Exercise instructions - Reproduce the data that follows in its entirety, character for character.

==========

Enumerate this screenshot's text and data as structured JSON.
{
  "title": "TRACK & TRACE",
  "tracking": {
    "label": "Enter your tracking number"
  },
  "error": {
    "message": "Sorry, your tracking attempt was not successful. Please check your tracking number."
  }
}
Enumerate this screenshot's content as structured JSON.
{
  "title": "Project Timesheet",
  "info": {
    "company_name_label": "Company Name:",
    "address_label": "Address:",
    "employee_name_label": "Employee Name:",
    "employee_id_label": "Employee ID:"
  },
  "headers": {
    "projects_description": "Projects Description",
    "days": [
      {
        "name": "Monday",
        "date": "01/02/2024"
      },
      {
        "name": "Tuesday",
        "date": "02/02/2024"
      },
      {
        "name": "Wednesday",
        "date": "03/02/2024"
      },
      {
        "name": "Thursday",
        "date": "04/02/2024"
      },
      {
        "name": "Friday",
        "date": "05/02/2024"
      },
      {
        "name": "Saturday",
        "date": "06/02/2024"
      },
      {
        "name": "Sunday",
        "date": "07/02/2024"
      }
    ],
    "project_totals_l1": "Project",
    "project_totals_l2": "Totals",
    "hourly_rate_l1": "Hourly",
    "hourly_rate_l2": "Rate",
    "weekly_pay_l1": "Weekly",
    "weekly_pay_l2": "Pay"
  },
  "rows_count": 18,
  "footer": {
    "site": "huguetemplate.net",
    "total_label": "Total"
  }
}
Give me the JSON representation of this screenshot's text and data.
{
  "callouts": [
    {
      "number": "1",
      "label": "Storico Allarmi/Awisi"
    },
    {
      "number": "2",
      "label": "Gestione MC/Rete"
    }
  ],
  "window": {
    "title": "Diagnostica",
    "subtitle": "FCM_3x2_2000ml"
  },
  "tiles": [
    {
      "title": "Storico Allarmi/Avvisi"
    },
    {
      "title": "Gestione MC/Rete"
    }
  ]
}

==========

Completed exercise -
Enumerate this screenshot's text and data as structured JSON.
{
  "title": "TRACK & TRACE",
  "tracking": {
    "label": "Enter your tracking number"
  },
  "error": {
    "message": "Sorry, your tracking attempt was not successful. Please check your tracking number."
  }
}
Enumerate this screenshot's content as structured JSON.
{
  "title": "Project Timesheet",
  "info": {
    "company_name_label": "Company Name:",
    "address_label": "Address:",
    "employee_name_label": "Employee Name:",
    "employee_id_label": "Employee ID:"
  },
  "headers": {
    "projects_description": "Projects Description",
    "days": [
      {
        "name": "Monday",
        "date": "01/02/2024"
      },
      {
        "name": "Tuesday",
        "date": "02/02/2024"
      },
      {
        "name": "Wednesday",
        "date": "03/02/2024"
      },
      {
        "name": "Thursday",
        "date": "04/02/2024"
      },
      {
        "name": "Friday",
        "date": "05/02/2024"
      },
      {
        "name": "Saturday",
        "date": "06/02/2024"
      },
      {
        "name": "Sunday",
        "date": "07/02/2024"
      }
    ],
    "project_totals_l1": "Project",
    "project_totals_l2": "Totals",
    "hourly_rate_l1": "Hourly",
    "hourly_rate_l2": "Rate",
    "weekly_pay_l1": "Weekly",
    "weekly_pay_l2": "Pay"
  },
  "rows_count": 18,
  "footer": {
    "site": "huguetemplate.net",
    "total_label": "Total"
  }
}
Give me the JSON representation of this screenshot's text and data.
{
  "callouts": [
    {
      "number": "1",
      "label": "Storico Allarmi/Awisi"
    },
    {
      "number": "2",
      "label": "Gestione MC/Rete"
    }
  ],
  "window": {
    "title": "Diagnostica",
    "subtitle": "FCM_3x2_2000ml"
  },
  "tiles": [
    {
      "title": "Storico Allarmi/Avvisi"
    },
    {
      "title": "Gestione MC/Rete"
    }
  ]
}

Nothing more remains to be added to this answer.